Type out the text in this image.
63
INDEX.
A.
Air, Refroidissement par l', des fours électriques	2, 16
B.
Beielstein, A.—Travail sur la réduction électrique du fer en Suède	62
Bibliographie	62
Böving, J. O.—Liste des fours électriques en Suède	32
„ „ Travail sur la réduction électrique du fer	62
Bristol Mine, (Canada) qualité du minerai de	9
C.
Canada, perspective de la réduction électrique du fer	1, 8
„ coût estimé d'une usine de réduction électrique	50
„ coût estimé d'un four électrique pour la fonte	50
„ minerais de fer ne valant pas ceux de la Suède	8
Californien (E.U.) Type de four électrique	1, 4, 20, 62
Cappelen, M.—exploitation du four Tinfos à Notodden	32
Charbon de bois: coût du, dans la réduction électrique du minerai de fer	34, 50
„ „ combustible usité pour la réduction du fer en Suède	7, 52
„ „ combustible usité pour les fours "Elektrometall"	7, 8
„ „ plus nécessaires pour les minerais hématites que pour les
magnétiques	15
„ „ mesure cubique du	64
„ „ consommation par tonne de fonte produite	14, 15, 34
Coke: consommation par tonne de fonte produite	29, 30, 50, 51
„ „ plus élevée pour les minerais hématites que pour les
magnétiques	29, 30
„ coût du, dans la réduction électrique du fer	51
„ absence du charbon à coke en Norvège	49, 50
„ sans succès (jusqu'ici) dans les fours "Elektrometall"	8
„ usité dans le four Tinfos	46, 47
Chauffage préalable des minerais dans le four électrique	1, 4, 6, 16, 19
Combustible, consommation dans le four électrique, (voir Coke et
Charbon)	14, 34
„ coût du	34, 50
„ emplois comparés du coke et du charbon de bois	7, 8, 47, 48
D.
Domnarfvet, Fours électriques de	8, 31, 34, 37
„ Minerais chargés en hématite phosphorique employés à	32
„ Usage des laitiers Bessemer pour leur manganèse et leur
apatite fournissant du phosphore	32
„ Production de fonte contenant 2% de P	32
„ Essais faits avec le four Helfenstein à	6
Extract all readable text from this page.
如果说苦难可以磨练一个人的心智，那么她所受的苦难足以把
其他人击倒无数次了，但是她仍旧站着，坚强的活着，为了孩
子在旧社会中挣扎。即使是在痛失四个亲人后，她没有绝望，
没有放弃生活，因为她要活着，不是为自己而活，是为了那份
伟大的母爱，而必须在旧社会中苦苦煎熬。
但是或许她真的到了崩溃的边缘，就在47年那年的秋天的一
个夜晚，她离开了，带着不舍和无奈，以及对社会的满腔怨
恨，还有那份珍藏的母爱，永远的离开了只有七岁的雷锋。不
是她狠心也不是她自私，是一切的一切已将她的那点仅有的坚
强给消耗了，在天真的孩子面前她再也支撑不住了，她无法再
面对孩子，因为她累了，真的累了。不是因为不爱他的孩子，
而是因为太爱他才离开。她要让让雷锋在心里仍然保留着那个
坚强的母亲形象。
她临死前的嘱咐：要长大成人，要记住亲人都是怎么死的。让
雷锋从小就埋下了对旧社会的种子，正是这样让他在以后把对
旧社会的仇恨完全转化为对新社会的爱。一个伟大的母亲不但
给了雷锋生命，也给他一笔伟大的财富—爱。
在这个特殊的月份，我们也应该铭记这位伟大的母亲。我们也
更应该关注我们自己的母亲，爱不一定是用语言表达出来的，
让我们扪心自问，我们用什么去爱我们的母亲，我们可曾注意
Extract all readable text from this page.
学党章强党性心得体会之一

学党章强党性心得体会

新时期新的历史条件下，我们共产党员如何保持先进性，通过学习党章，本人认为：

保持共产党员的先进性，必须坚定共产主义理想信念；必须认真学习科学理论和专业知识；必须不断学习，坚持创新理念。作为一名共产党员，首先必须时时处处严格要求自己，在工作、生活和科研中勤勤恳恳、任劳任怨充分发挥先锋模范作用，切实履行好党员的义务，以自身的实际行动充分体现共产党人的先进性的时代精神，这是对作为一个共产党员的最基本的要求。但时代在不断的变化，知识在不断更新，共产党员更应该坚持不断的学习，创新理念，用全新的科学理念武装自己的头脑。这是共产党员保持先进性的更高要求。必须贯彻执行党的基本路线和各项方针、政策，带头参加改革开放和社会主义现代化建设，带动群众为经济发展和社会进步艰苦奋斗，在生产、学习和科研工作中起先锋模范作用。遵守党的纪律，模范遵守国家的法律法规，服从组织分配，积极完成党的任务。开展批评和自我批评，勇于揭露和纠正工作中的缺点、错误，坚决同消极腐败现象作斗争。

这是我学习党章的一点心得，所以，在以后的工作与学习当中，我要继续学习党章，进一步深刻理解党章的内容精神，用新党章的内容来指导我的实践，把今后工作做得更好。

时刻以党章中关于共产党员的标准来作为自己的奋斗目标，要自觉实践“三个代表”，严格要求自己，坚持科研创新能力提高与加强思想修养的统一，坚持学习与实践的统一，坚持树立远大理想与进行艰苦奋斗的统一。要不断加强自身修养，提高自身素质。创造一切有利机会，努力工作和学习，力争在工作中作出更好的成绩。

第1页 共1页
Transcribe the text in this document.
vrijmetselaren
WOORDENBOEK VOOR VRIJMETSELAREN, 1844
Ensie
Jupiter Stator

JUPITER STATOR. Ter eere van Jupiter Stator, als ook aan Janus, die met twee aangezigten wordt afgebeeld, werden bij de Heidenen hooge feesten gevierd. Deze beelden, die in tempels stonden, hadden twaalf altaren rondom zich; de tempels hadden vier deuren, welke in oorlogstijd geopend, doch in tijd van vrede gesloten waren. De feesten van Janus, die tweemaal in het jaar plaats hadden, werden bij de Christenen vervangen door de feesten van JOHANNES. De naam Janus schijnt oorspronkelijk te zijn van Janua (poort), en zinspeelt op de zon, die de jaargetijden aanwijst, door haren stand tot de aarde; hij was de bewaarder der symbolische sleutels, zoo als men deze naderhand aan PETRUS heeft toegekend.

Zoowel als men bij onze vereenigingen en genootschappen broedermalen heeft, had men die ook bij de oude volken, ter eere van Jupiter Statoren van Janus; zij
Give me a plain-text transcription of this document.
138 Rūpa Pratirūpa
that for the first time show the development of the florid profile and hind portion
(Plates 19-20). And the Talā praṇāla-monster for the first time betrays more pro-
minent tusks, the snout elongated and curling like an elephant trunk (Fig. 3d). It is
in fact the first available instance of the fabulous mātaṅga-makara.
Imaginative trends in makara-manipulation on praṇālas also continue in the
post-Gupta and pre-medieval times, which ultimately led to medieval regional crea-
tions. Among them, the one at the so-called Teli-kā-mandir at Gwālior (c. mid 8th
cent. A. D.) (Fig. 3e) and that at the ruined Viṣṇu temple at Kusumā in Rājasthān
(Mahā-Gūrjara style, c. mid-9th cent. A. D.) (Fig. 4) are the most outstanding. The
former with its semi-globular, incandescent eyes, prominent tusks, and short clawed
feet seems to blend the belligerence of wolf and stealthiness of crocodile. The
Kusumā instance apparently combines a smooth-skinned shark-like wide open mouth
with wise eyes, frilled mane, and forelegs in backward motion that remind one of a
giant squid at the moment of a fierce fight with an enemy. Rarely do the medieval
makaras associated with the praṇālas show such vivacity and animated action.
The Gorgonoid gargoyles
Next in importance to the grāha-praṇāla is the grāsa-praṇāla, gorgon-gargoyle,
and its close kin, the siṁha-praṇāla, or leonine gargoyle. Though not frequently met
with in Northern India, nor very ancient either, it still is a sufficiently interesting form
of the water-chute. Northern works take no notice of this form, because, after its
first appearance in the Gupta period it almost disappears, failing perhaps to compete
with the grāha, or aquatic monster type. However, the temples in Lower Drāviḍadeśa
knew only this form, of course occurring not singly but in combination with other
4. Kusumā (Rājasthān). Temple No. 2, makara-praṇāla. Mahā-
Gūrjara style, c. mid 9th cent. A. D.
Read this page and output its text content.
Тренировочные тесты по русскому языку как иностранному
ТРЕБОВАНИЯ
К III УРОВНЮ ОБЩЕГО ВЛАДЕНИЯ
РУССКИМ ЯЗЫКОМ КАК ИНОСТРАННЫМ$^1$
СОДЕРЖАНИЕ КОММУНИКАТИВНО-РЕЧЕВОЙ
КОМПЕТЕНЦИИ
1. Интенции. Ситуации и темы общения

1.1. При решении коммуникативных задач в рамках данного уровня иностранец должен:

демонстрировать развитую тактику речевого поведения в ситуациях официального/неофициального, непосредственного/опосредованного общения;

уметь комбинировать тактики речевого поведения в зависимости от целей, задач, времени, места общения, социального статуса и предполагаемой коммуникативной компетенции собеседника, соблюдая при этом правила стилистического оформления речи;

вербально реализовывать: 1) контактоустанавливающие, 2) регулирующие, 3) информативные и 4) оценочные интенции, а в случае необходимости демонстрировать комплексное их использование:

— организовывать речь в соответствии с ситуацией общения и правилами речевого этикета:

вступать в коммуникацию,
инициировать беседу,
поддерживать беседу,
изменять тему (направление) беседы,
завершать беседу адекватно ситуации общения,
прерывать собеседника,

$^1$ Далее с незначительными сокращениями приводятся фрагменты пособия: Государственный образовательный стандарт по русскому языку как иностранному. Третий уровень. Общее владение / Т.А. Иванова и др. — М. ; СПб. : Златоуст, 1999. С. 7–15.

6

......

• [Task to complete] Some lines of the data may hold the word "show". Say how many do, with nothing else.

• [Exercise result] 2